Stored records:

++++++

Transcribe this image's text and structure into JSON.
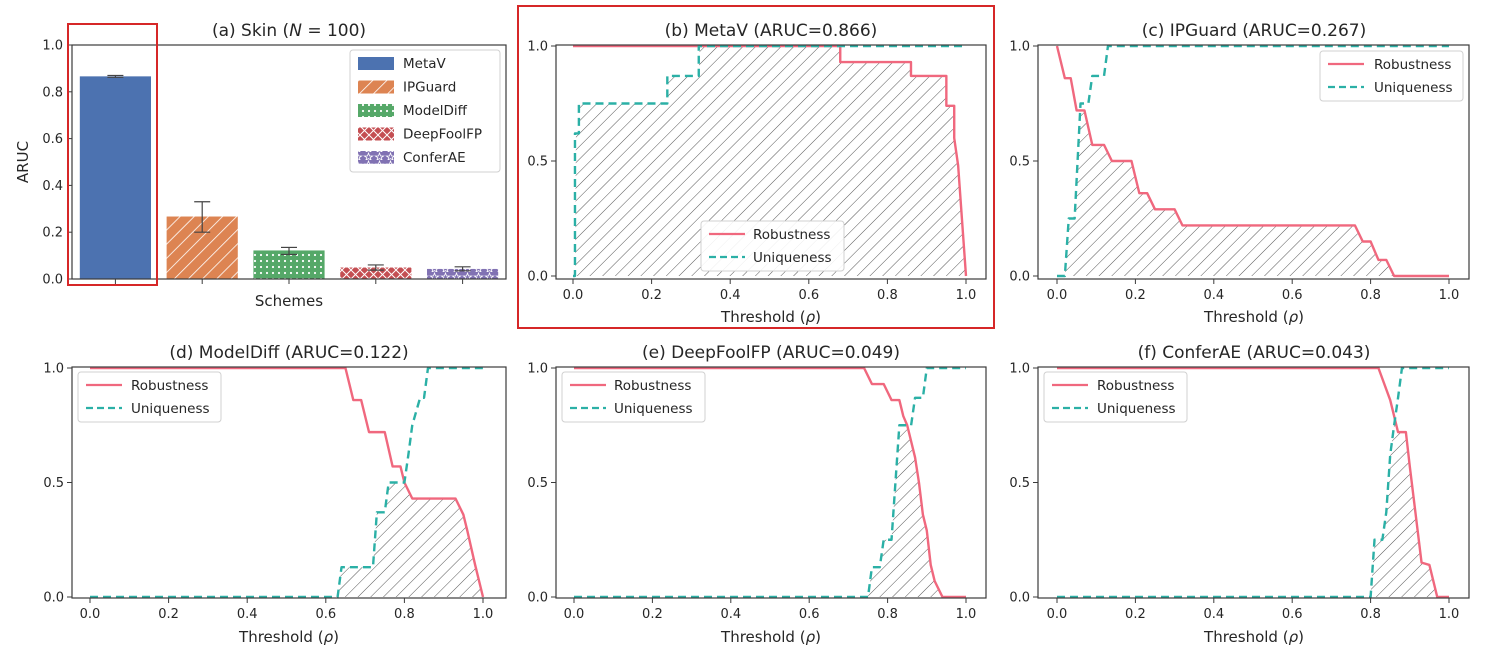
{
  "chart_data": [
    {
      "id": "a",
      "type": "bar",
      "title_prefix": "(a) Skin (",
      "title_var": "N",
      "title_suffix": " = 100)",
      "xlabel": "Schemes",
      "ylabel": "ARUC",
      "ylim": [
        0,
        1.0
      ],
      "yticks": [
        "0.0",
        "0.2",
        "0.4",
        "0.6",
        "0.8",
        "1.0"
      ],
      "highlighted": true,
      "legend_position": "top-right",
      "categories": [
        "MetaV",
        "IPGuard",
        "ModelDiff",
        "DeepFoolFP",
        "ConferAE"
      ],
      "values": [
        0.866,
        0.267,
        0.122,
        0.049,
        0.043
      ],
      "error_low": [
        0.862,
        0.2,
        0.105,
        0.038,
        0.035
      ],
      "error_high": [
        0.87,
        0.33,
        0.135,
        0.06,
        0.052
      ],
      "colors": [
        "#4c72b0",
        "#dd8452",
        "#55a868",
        "#c44e52",
        "#8172b3"
      ],
      "hatches": [
        "none",
        "diagonal",
        "dots",
        "cross",
        "stars"
      ]
    },
    {
      "id": "b",
      "type": "line",
      "title": "(b) MetaV (ARUC=0.866)",
      "xlabel_prefix": "Threshold (",
      "xlabel_var": "ρ",
      "xlabel_suffix": ")",
      "xlim": [
        0,
        1
      ],
      "ylim": [
        0,
        1
      ],
      "xticks": [
        "0.0",
        "0.2",
        "0.4",
        "0.6",
        "0.8",
        "1.0"
      ],
      "yticks": [
        "0.0",
        "0.5",
        "1.0"
      ],
      "highlighted": true,
      "legend_position": "bottom-center",
      "series": [
        {
          "name": "Robustness",
          "color": "#f0687e",
          "dash": "solid",
          "points": [
            [
              0,
              1
            ],
            [
              0.68,
              1
            ],
            [
              0.68,
              0.93
            ],
            [
              0.86,
              0.93
            ],
            [
              0.86,
              0.87
            ],
            [
              0.95,
              0.87
            ],
            [
              0.95,
              0.74
            ],
            [
              0.97,
              0.74
            ],
            [
              0.97,
              0.6
            ],
            [
              0.98,
              0.48
            ],
            [
              1.0,
              0
            ]
          ]
        },
        {
          "name": "Uniqueness",
          "color": "#2bb0a6",
          "dash": "dashed",
          "points": [
            [
              0,
              0
            ],
            [
              0.005,
              0
            ],
            [
              0.005,
              0.62
            ],
            [
              0.015,
              0.62
            ],
            [
              0.015,
              0.75
            ],
            [
              0.24,
              0.75
            ],
            [
              0.24,
              0.87
            ],
            [
              0.32,
              0.87
            ],
            [
              0.32,
              1
            ],
            [
              1,
              1
            ]
          ]
        }
      ]
    },
    {
      "id": "c",
      "type": "line",
      "title": "(c) IPGuard (ARUC=0.267)",
      "xlabel_prefix": "Threshold (",
      "xlabel_var": "ρ",
      "xlabel_suffix": ")",
      "xlim": [
        0,
        1
      ],
      "ylim": [
        0,
        1
      ],
      "xticks": [
        "0.0",
        "0.2",
        "0.4",
        "0.6",
        "0.8",
        "1.0"
      ],
      "yticks": [
        "0.0",
        "0.5",
        "1.0"
      ],
      "highlighted": false,
      "legend_position": "top-right",
      "series": [
        {
          "name": "Robustness",
          "color": "#f0687e",
          "dash": "solid",
          "points": [
            [
              0,
              1
            ],
            [
              0.02,
              0.86
            ],
            [
              0.035,
              0.86
            ],
            [
              0.05,
              0.72
            ],
            [
              0.07,
              0.72
            ],
            [
              0.09,
              0.57
            ],
            [
              0.12,
              0.57
            ],
            [
              0.14,
              0.5
            ],
            [
              0.19,
              0.5
            ],
            [
              0.21,
              0.36
            ],
            [
              0.23,
              0.36
            ],
            [
              0.25,
              0.29
            ],
            [
              0.3,
              0.29
            ],
            [
              0.32,
              0.22
            ],
            [
              0.76,
              0.22
            ],
            [
              0.78,
              0.15
            ],
            [
              0.8,
              0.15
            ],
            [
              0.82,
              0.07
            ],
            [
              0.84,
              0.07
            ],
            [
              0.86,
              0
            ],
            [
              1,
              0
            ]
          ]
        },
        {
          "name": "Uniqueness",
          "color": "#2bb0a6",
          "dash": "dashed",
          "points": [
            [
              0,
              0
            ],
            [
              0.02,
              0
            ],
            [
              0.03,
              0.25
            ],
            [
              0.045,
              0.25
            ],
            [
              0.06,
              0.75
            ],
            [
              0.08,
              0.75
            ],
            [
              0.09,
              0.87
            ],
            [
              0.12,
              0.87
            ],
            [
              0.13,
              1
            ],
            [
              1,
              1
            ]
          ]
        }
      ]
    },
    {
      "id": "d",
      "type": "line",
      "title": "(d) ModelDiff (ARUC=0.122)",
      "xlabel_prefix": "Threshold (",
      "xlabel_var": "ρ",
      "xlabel_suffix": ")",
      "xlim": [
        0,
        1
      ],
      "ylim": [
        0,
        1
      ],
      "xticks": [
        "0.0",
        "0.2",
        "0.4",
        "0.6",
        "0.8",
        "1.0"
      ],
      "yticks": [
        "0.0",
        "0.5",
        "1.0"
      ],
      "highlighted": false,
      "legend_position": "top-left",
      "series": [
        {
          "name": "Robustness",
          "color": "#f0687e",
          "dash": "solid",
          "points": [
            [
              0,
              1
            ],
            [
              0.65,
              1
            ],
            [
              0.67,
              0.86
            ],
            [
              0.69,
              0.86
            ],
            [
              0.71,
              0.72
            ],
            [
              0.75,
              0.72
            ],
            [
              0.77,
              0.57
            ],
            [
              0.79,
              0.57
            ],
            [
              0.8,
              0.5
            ],
            [
              0.82,
              0.43
            ],
            [
              0.93,
              0.43
            ],
            [
              0.95,
              0.36
            ],
            [
              0.96,
              0.29
            ],
            [
              0.98,
              0.14
            ],
            [
              1,
              0
            ]
          ]
        },
        {
          "name": "Uniqueness",
          "color": "#2bb0a6",
          "dash": "dashed",
          "points": [
            [
              0,
              0
            ],
            [
              0.63,
              0
            ],
            [
              0.64,
              0.13
            ],
            [
              0.72,
              0.13
            ],
            [
              0.73,
              0.37
            ],
            [
              0.75,
              0.37
            ],
            [
              0.76,
              0.5
            ],
            [
              0.8,
              0.5
            ],
            [
              0.81,
              0.62
            ],
            [
              0.82,
              0.75
            ],
            [
              0.84,
              0.87
            ],
            [
              0.85,
              0.87
            ],
            [
              0.86,
              1
            ],
            [
              1,
              1
            ]
          ]
        }
      ]
    },
    {
      "id": "e",
      "type": "line",
      "title": "(e) DeepFoolFP (ARUC=0.049)",
      "xlabel_prefix": "Threshold (",
      "xlabel_var": "ρ",
      "xlabel_suffix": ")",
      "xlim": [
        0,
        1
      ],
      "ylim": [
        0,
        1
      ],
      "xticks": [
        "0.0",
        "0.2",
        "0.4",
        "0.6",
        "0.8",
        "1.0"
      ],
      "yticks": [
        "0.0",
        "0.5",
        "1.0"
      ],
      "highlighted": false,
      "legend_position": "top-left",
      "series": [
        {
          "name": "Robustness",
          "color": "#f0687e",
          "dash": "solid",
          "points": [
            [
              0,
              1
            ],
            [
              0.74,
              1
            ],
            [
              0.76,
              0.93
            ],
            [
              0.79,
              0.93
            ],
            [
              0.81,
              0.86
            ],
            [
              0.83,
              0.86
            ],
            [
              0.84,
              0.79
            ],
            [
              0.85,
              0.75
            ],
            [
              0.87,
              0.61
            ],
            [
              0.88,
              0.5
            ],
            [
              0.89,
              0.36
            ],
            [
              0.9,
              0.29
            ],
            [
              0.91,
              0.14
            ],
            [
              0.92,
              0.07
            ],
            [
              0.94,
              0
            ],
            [
              1,
              0
            ]
          ]
        },
        {
          "name": "Uniqueness",
          "color": "#2bb0a6",
          "dash": "dashed",
          "points": [
            [
              0,
              0
            ],
            [
              0.75,
              0
            ],
            [
              0.76,
              0.13
            ],
            [
              0.78,
              0.13
            ],
            [
              0.79,
              0.25
            ],
            [
              0.81,
              0.25
            ],
            [
              0.82,
              0.5
            ],
            [
              0.83,
              0.75
            ],
            [
              0.86,
              0.75
            ],
            [
              0.87,
              0.87
            ],
            [
              0.89,
              0.87
            ],
            [
              0.9,
              1
            ],
            [
              1,
              1
            ]
          ]
        }
      ]
    },
    {
      "id": "f",
      "type": "line",
      "title": "(f) ConferAE (ARUC=0.043)",
      "xlabel_prefix": "Threshold (",
      "xlabel_var": "ρ",
      "xlabel_suffix": ")",
      "xlim": [
        0,
        1
      ],
      "ylim": [
        0,
        1
      ],
      "xticks": [
        "0.0",
        "0.2",
        "0.4",
        "0.6",
        "0.8",
        "1.0"
      ],
      "yticks": [
        "0.0",
        "0.5",
        "1.0"
      ],
      "highlighted": false,
      "legend_position": "top-left",
      "series": [
        {
          "name": "Robustness",
          "color": "#f0687e",
          "dash": "solid",
          "points": [
            [
              0,
              1
            ],
            [
              0.82,
              1
            ],
            [
              0.85,
              0.86
            ],
            [
              0.87,
              0.72
            ],
            [
              0.89,
              0.72
            ],
            [
              0.9,
              0.57
            ],
            [
              0.91,
              0.43
            ],
            [
              0.92,
              0.29
            ],
            [
              0.93,
              0.15
            ],
            [
              0.95,
              0.14
            ],
            [
              0.96,
              0.07
            ],
            [
              0.97,
              0
            ],
            [
              1,
              0
            ]
          ]
        },
        {
          "name": "Uniqueness",
          "color": "#2bb0a6",
          "dash": "dashed",
          "points": [
            [
              0,
              0
            ],
            [
              0.8,
              0
            ],
            [
              0.81,
              0.25
            ],
            [
              0.83,
              0.25
            ],
            [
              0.84,
              0.37
            ],
            [
              0.85,
              0.62
            ],
            [
              0.86,
              0.75
            ],
            [
              0.87,
              0.87
            ],
            [
              0.88,
              1
            ],
            [
              1,
              1
            ]
          ]
        }
      ]
    }
  ]
}
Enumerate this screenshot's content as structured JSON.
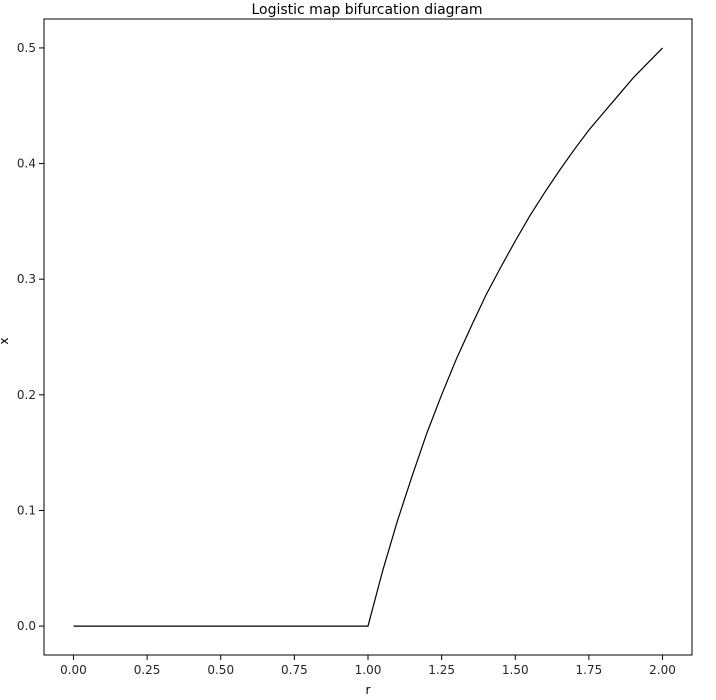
{
  "chart_data": {
    "type": "line",
    "title": "Logistic map bifurcation diagram",
    "xlabel": "r",
    "ylabel": "x",
    "xlim": [
      -0.1,
      2.1
    ],
    "ylim": [
      -0.025,
      0.525
    ],
    "xticks": [
      0.0,
      0.25,
      0.5,
      0.75,
      1.0,
      1.25,
      1.5,
      1.75,
      2.0
    ],
    "xtick_labels": [
      "0.00",
      "0.25",
      "0.50",
      "0.75",
      "1.00",
      "1.25",
      "1.50",
      "1.75",
      "2.00"
    ],
    "yticks": [
      0.0,
      0.1,
      0.2,
      0.3,
      0.4,
      0.5
    ],
    "ytick_labels": [
      "0.0",
      "0.1",
      "0.2",
      "0.3",
      "0.4",
      "0.5"
    ],
    "grid": false,
    "series": [
      {
        "color": "#000000",
        "x": [
          0.0,
          0.25,
          0.5,
          0.75,
          1.0,
          1.05,
          1.1,
          1.15,
          1.2,
          1.25,
          1.3,
          1.35,
          1.4,
          1.45,
          1.5,
          1.55,
          1.6,
          1.65,
          1.7,
          1.75,
          1.8,
          1.85,
          1.9,
          1.95,
          2.0
        ],
        "y": [
          0.0,
          0.0,
          0.0,
          0.0,
          0.0,
          0.048,
          0.091,
          0.13,
          0.167,
          0.2,
          0.231,
          0.259,
          0.286,
          0.31,
          0.333,
          0.355,
          0.375,
          0.394,
          0.412,
          0.429,
          0.444,
          0.459,
          0.474,
          0.487,
          0.5
        ]
      }
    ]
  }
}
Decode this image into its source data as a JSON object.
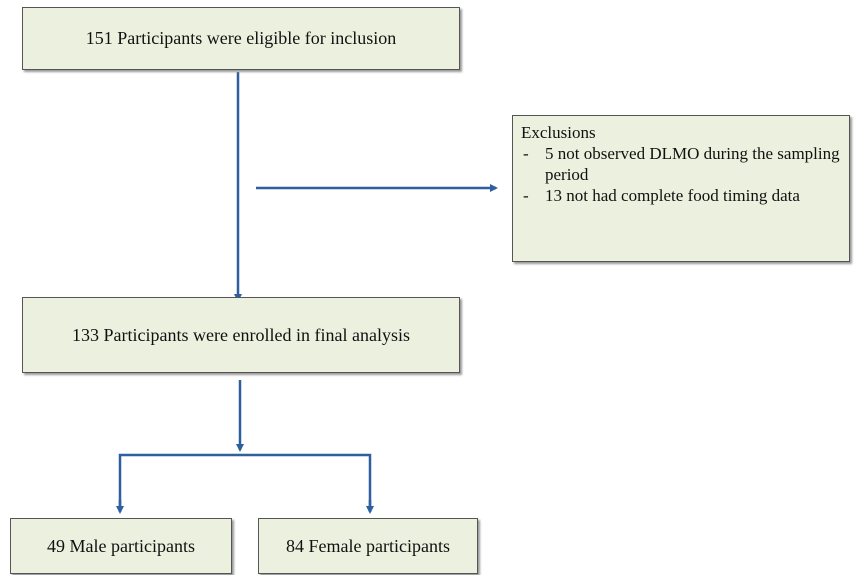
{
  "nodes": [
    {
      "label": "151 Participants were eligible for inclusion"
    },
    {
      "label": "133 Participants were enrolled in final analysis"
    },
    {
      "label": "49 Male participants"
    },
    {
      "label": "84 Female participants"
    }
  ],
  "exclusions": {
    "title": "Exclusions",
    "items": [
      "5 not observed DLMO during the sampling period",
      "13 not had complete food timing data"
    ]
  }
}
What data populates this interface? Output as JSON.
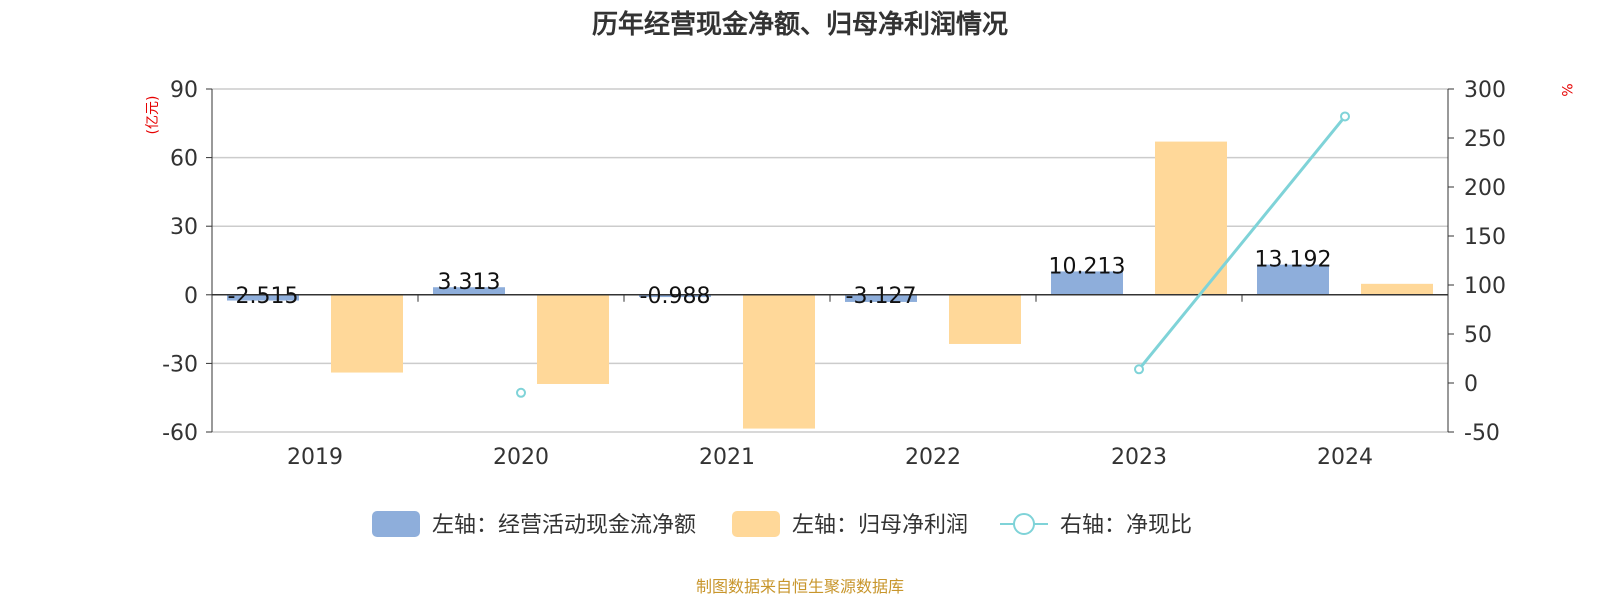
{
  "chart_data": {
    "type": "bar",
    "title": "历年经营现金净额、归母净利润情况",
    "categories": [
      "2019",
      "2020",
      "2021",
      "2022",
      "2023",
      "2024"
    ],
    "left_axis": {
      "unit": "(亿元)",
      "range": [
        -60,
        90
      ],
      "ticks": [
        "90",
        "60",
        "30",
        "0",
        "-30",
        "-60"
      ]
    },
    "right_axis": {
      "unit": "%",
      "range": [
        -50,
        300
      ],
      "ticks": [
        "300",
        "250",
        "200",
        "150",
        "100",
        "50",
        "0",
        "-50"
      ]
    },
    "series": [
      {
        "name": "左轴：经营活动现金流净额",
        "type": "bar",
        "axis": "left",
        "color": "#8eaedb",
        "values": [
          -2.515,
          3.313,
          -0.988,
          -3.127,
          10.213,
          13.192
        ],
        "labels": [
          "-2.515",
          "3.313",
          "-0.988",
          "-3.127",
          "10.213",
          "13.192"
        ]
      },
      {
        "name": "左轴：归母净利润",
        "type": "bar",
        "axis": "left",
        "color": "#ffd899",
        "values": [
          -34,
          -39,
          -58.5,
          -21.5,
          67,
          4.8
        ]
      },
      {
        "name": "右轴：净现比",
        "type": "line",
        "axis": "right",
        "color": "#7fd3d8",
        "values": [
          null,
          -10,
          null,
          null,
          14,
          272
        ]
      }
    ],
    "grid": true,
    "legend_position": "bottom"
  },
  "source": "制图数据来自恒生聚源数据库"
}
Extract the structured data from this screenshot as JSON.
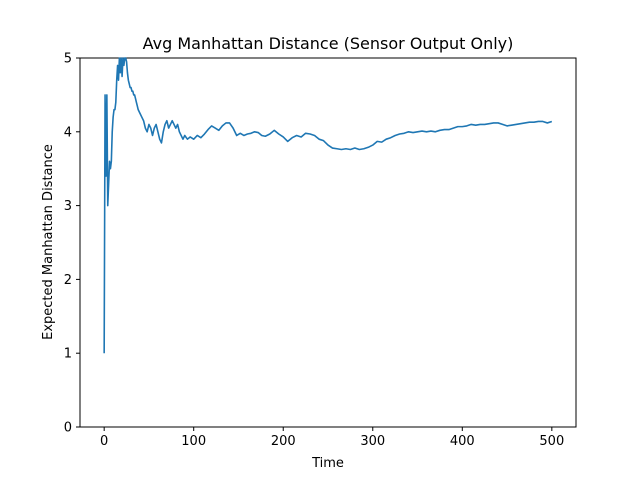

++++++

Stated goal: Pull out each line of the entries that contains "source".

Exercise result:
Decode this image into its source data as a JSON object.
  "source": "制图数据来自恒生聚源数据库"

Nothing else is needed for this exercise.